▶ **THE REQUEST**
Without the pictures, give the entries below again exactly as written.

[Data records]

━━━━━━━━━━━━━━━━━━━━

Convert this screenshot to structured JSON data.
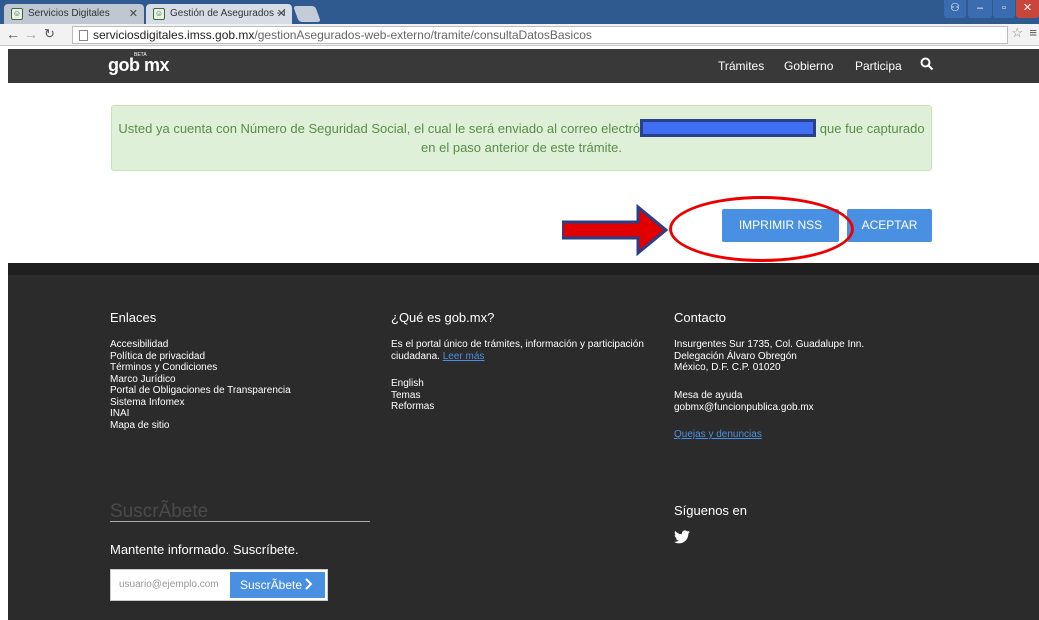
{
  "browser": {
    "tabs": [
      {
        "title": "Servicios Digitales"
      },
      {
        "title": "Gestión de Asegurados - I"
      }
    ],
    "url_host": "serviciosdigitales.imss.gob.mx",
    "url_path": "/gestionAsegurados-web-externo/tramite/consultaDatosBasicos"
  },
  "header": {
    "logo": "gob mx",
    "logo_badge": "BETA",
    "nav": [
      "Trámites",
      "Gobierno",
      "Participa"
    ]
  },
  "alert": {
    "text_before": "Usted ya cuenta con Número de Seguridad Social, el cual le será enviado al correo electró",
    "text_after": "que fue capturado en el paso anterior de este trámite."
  },
  "actions": {
    "print_label": "IMPRIMIR NSS",
    "accept_label": "ACEPTAR"
  },
  "footer": {
    "links_title": "Enlaces",
    "links": [
      "Accesibilidad",
      "Política de privacidad",
      "Términos y Condiciones",
      "Marco Jurídico",
      "Portal de Obligaciones de Transparencia",
      "Sistema Infomex",
      "INAI",
      "Mapa de sitio"
    ],
    "about_title": "¿Qué es gob.mx?",
    "about_text": "Es el portal único de trámites, información y participación ciudadana.",
    "about_more": "Leer más",
    "about_links": [
      "English",
      "Temas",
      "Reformas"
    ],
    "contact_title": "Contacto",
    "contact_address": [
      "Insurgentes Sur 1735, Col. Guadalupe Inn.",
      "Delegación Álvaro Obregón",
      "México, D.F. C.P. 01020"
    ],
    "help_title": "Mesa de ayuda",
    "help_email": "gobmx@funcionpublica.gob.mx",
    "complaints": "Quejas y denuncias",
    "social_title": "Síguenos en",
    "subscribe_title": "SuscrÃbete",
    "subscribe_lead": "Mantente informado. Suscríbete.",
    "subscribe_placeholder": "usuario@ejemplo.com",
    "subscribe_button": "SuscrÃbete"
  },
  "colors": {
    "accent": "#4a90e2",
    "header_bg": "#393939",
    "footer_bg": "#2b2b2b",
    "alert_bg": "#dff0d8",
    "annotation": "#e00000"
  }
}
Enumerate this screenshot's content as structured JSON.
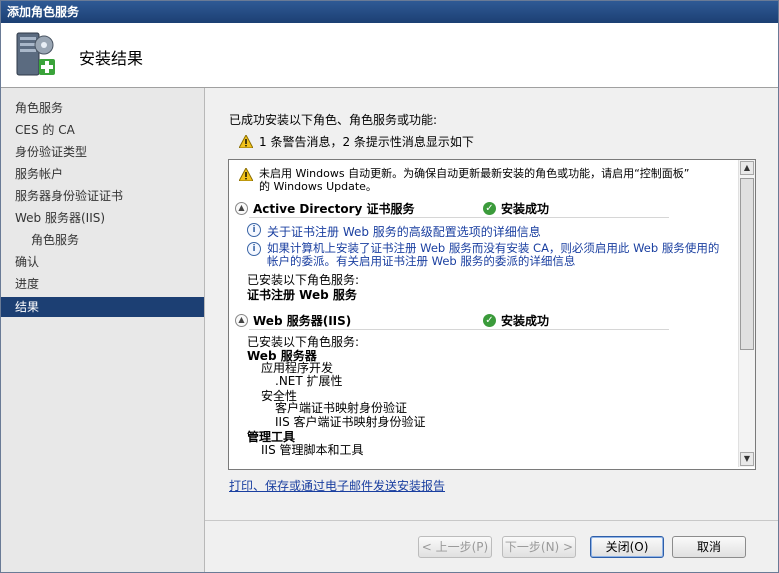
{
  "window": {
    "title": "添加角色服务"
  },
  "header": {
    "title": "安装结果",
    "icon": "server-gear-add-icon"
  },
  "sidebar": {
    "items": [
      {
        "label": "角色服务"
      },
      {
        "label": "CES 的 CA"
      },
      {
        "label": "身份验证类型"
      },
      {
        "label": "服务帐户"
      },
      {
        "label": "服务器身份验证证书"
      },
      {
        "label": "Web 服务器(IIS)"
      },
      {
        "label": "角色服务"
      },
      {
        "label": "确认"
      },
      {
        "label": "进度"
      },
      {
        "label": "结果"
      }
    ],
    "active_index": 9
  },
  "main": {
    "intro": "已成功安装以下角色、角色服务或功能:",
    "warning_summary": "1 条警告消息，2 条提示性消息显示如下",
    "results": {
      "warning": {
        "line1": "未启用 Windows 自动更新。为确保自动更新最新安装的角色或功能，请启用“控制面板”",
        "line2": "的 Windows Update。"
      },
      "section1": {
        "title": "Active Directory 证书服务",
        "status": "安装成功",
        "info1": "关于证书注册 Web 服务的高级配置选项的详细信息",
        "info2_line1": "如果计算机上安装了证书注册 Web 服务而没有安装 CA，则必须启用此 Web 服务使用的",
        "info2_line2": "帐户的委派。有关启用证书注册 Web 服务的委派的详细信息",
        "installed_label": "已安装以下角色服务:",
        "installed_item": "证书注册 Web 服务"
      },
      "section2": {
        "title": "Web 服务器(IIS)",
        "status": "安装成功",
        "installed_label": "已安装以下角色服务:",
        "tree": {
          "web_server": "Web 服务器",
          "app_dev": "应用程序开发",
          "net_ext": ".NET 扩展性",
          "security": "安全性",
          "client_cert": "客户端证书映射身份验证",
          "iis_client_cert": "IIS 客户端证书映射身份验证",
          "mgmt_tools": "管理工具",
          "iis_scripts": "IIS 管理脚本和工具"
        }
      }
    },
    "report_link": "打印、保存或通过电子邮件发送安装报告"
  },
  "buttons": {
    "prev": "< 上一步(P)",
    "next": "下一步(N) >",
    "close": "关闭(O)",
    "cancel": "取消"
  },
  "colors": {
    "title_bar": "#1c3f73",
    "active_nav": "#1c3f73",
    "link": "#1a3fa0",
    "success": "#3b9b3b",
    "warning": "#f2c21b"
  }
}
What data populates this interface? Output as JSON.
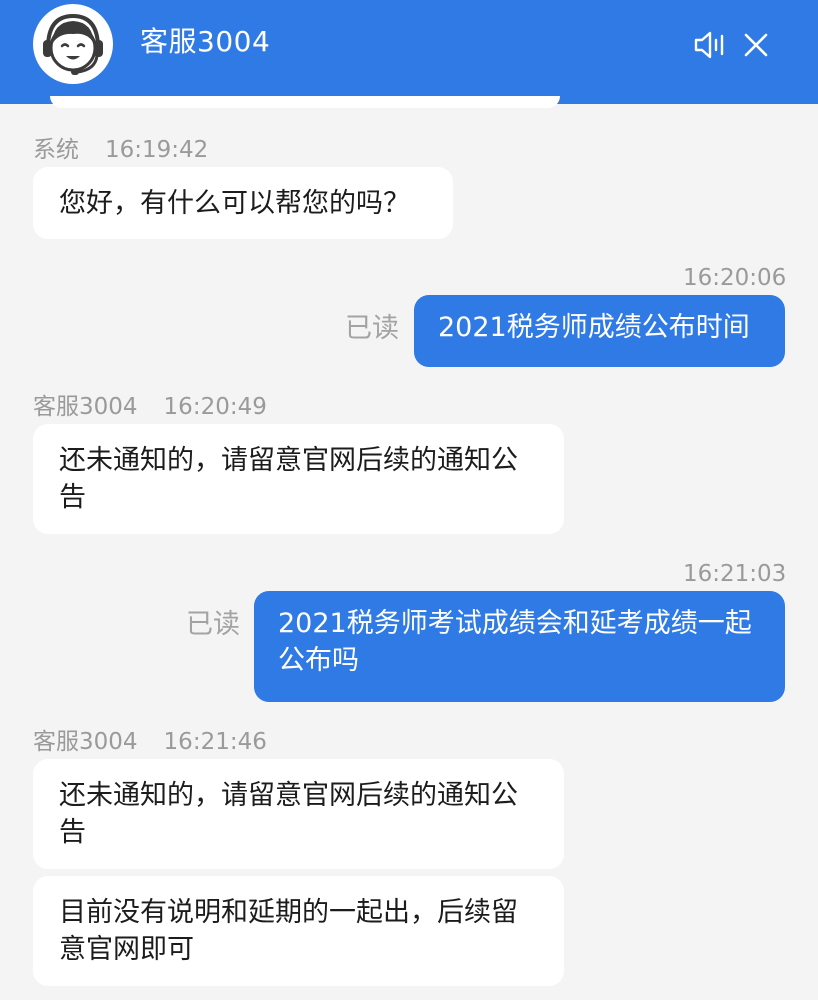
{
  "header": {
    "agent_name": "客服3004",
    "avatar_icon": "headset-agent-avatar",
    "speaker_icon": "speaker-icon",
    "close_icon": "close-icon",
    "accent_color": "#2f7ae5"
  },
  "messages": [
    {
      "direction": "incoming",
      "sender": "系统",
      "time": "16:19:42",
      "text": "您好，有什么可以帮您的吗？"
    },
    {
      "direction": "outgoing",
      "time": "16:20:06",
      "status": "已读",
      "text": "2021税务师成绩公布时间"
    },
    {
      "direction": "incoming",
      "sender": "客服3004",
      "time": "16:20:49",
      "text": "还未通知的，请留意官网后续的通知公告"
    },
    {
      "direction": "outgoing",
      "time": "16:21:03",
      "status": "已读",
      "text": "2021税务师考试成绩会和延考成绩一起公布吗"
    },
    {
      "direction": "incoming",
      "sender": "客服3004",
      "time": "16:21:46",
      "text": "还未通知的，请留意官网后续的通知公告"
    },
    {
      "direction": "incoming",
      "text": "目前没有说明和延期的一起出，后续留意官网即可"
    }
  ]
}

━━━━━━━━━━━━━━━━━━━━

▶ **ANSWER TO THE EXERCISE**
Convert this screenshot to structured JSON data.
{
  "browser": {
    "tabs": [
      {
        "title": "Servicios Digitales"
      },
      {
        "title": "Gestión de Asegurados - I"
      }
    ],
    "url_host": "serviciosdigitales.imss.gob.mx",
    "url_path": "/gestionAsegurados-web-externo/tramite/consultaDatosBasicos"
  },
  "header": {
    "logo": "gob mx",
    "logo_badge": "BETA",
    "nav": [
      "Trámites",
      "Gobierno",
      "Participa"
    ]
  },
  "alert": {
    "text_before": "Usted ya cuenta con Número de Seguridad Social, el cual le será enviado al correo electró",
    "text_after": "que fue capturado en el paso anterior de este trámite."
  },
  "actions": {
    "print_label": "IMPRIMIR NSS",
    "accept_label": "ACEPTAR"
  },
  "footer": {
    "links_title": "Enlaces",
    "links": [
      "Accesibilidad",
      "Política de privacidad",
      "Términos y Condiciones",
      "Marco Jurídico",
      "Portal de Obligaciones de Transparencia",
      "Sistema Infomex",
      "INAI",
      "Mapa de sitio"
    ],
    "about_title": "¿Qué es gob.mx?",
    "about_text": "Es el portal único de trámites, información y participación ciudadana.",
    "about_more": "Leer más",
    "about_links": [
      "English",
      "Temas",
      "Reformas"
    ],
    "contact_title": "Contacto",
    "contact_address": [
      "Insurgentes Sur 1735, Col. Guadalupe Inn.",
      "Delegación Álvaro Obregón",
      "México, D.F. C.P. 01020"
    ],
    "help_title": "Mesa de ayuda",
    "help_email": "gobmx@funcionpublica.gob.mx",
    "complaints": "Quejas y denuncias",
    "social_title": "Síguenos en",
    "subscribe_title": "SuscrÃbete",
    "subscribe_lead": "Mantente informado. Suscríbete.",
    "subscribe_placeholder": "usuario@ejemplo.com",
    "subscribe_button": "SuscrÃbete"
  },
  "colors": {
    "accent": "#4a90e2",
    "header_bg": "#393939",
    "footer_bg": "#2b2b2b",
    "alert_bg": "#dff0d8",
    "annotation": "#e00000"
  }
}
Enumerate this screenshot's content as structured JSON.
{
  "window": {
    "title": "添加角色服务"
  },
  "header": {
    "title": "安装结果",
    "icon": "server-gear-add-icon"
  },
  "sidebar": {
    "items": [
      {
        "label": "角色服务"
      },
      {
        "label": "CES 的 CA"
      },
      {
        "label": "身份验证类型"
      },
      {
        "label": "服务帐户"
      },
      {
        "label": "服务器身份验证证书"
      },
      {
        "label": "Web 服务器(IIS)"
      },
      {
        "label": "角色服务"
      },
      {
        "label": "确认"
      },
      {
        "label": "进度"
      },
      {
        "label": "结果"
      }
    ],
    "active_index": 9
  },
  "main": {
    "intro": "已成功安装以下角色、角色服务或功能:",
    "warning_summary": "1 条警告消息，2 条提示性消息显示如下",
    "results": {
      "warning": {
        "line1": "未启用 Windows 自动更新。为确保自动更新最新安装的角色或功能，请启用“控制面板”",
        "line2": "的 Windows Update。"
      },
      "section1": {
        "title": "Active Directory 证书服务",
        "status": "安装成功",
        "info1": "关于证书注册 Web 服务的高级配置选项的详细信息",
        "info2_line1": "如果计算机上安装了证书注册 Web 服务而没有安装 CA，则必须启用此 Web 服务使用的",
        "info2_line2": "帐户的委派。有关启用证书注册 Web 服务的委派的详细信息",
        "installed_label": "已安装以下角色服务:",
        "installed_item": "证书注册 Web 服务"
      },
      "section2": {
        "title": "Web 服务器(IIS)",
        "status": "安装成功",
        "installed_label": "已安装以下角色服务:",
        "tree": {
          "web_server": "Web 服务器",
          "app_dev": "应用程序开发",
          "net_ext": ".NET 扩展性",
          "security": "安全性",
          "client_cert": "客户端证书映射身份验证",
          "iis_client_cert": "IIS 客户端证书映射身份验证",
          "mgmt_tools": "管理工具",
          "iis_scripts": "IIS 管理脚本和工具"
        }
      }
    },
    "report_link": "打印、保存或通过电子邮件发送安装报告"
  },
  "buttons": {
    "prev": "< 上一步(P)",
    "next": "下一步(N) >",
    "close": "关闭(O)",
    "cancel": "取消"
  },
  "colors": {
    "title_bar": "#1c3f73",
    "active_nav": "#1c3f73",
    "link": "#1a3fa0",
    "success": "#3b9b3b",
    "warning": "#f2c21b"
  }
}
What data populates this interface? Output as JSON.
{
  "header": {
    "agent_name": "客服3004",
    "avatar_icon": "headset-agent-avatar",
    "speaker_icon": "speaker-icon",
    "close_icon": "close-icon",
    "accent_color": "#2f7ae5"
  },
  "messages": [
    {
      "direction": "incoming",
      "sender": "系统",
      "time": "16:19:42",
      "text": "您好，有什么可以帮您的吗？"
    },
    {
      "direction": "outgoing",
      "time": "16:20:06",
      "status": "已读",
      "text": "2021税务师成绩公布时间"
    },
    {
      "direction": "incoming",
      "sender": "客服3004",
      "time": "16:20:49",
      "text": "还未通知的，请留意官网后续的通知公告"
    },
    {
      "direction": "outgoing",
      "time": "16:21:03",
      "status": "已读",
      "text": "2021税务师考试成绩会和延考成绩一起公布吗"
    },
    {
      "direction": "incoming",
      "sender": "客服3004",
      "time": "16:21:46",
      "text": "还未通知的，请留意官网后续的通知公告"
    },
    {
      "direction": "incoming",
      "text": "目前没有说明和延期的一起出，后续留意官网即可"
    }
  ]
}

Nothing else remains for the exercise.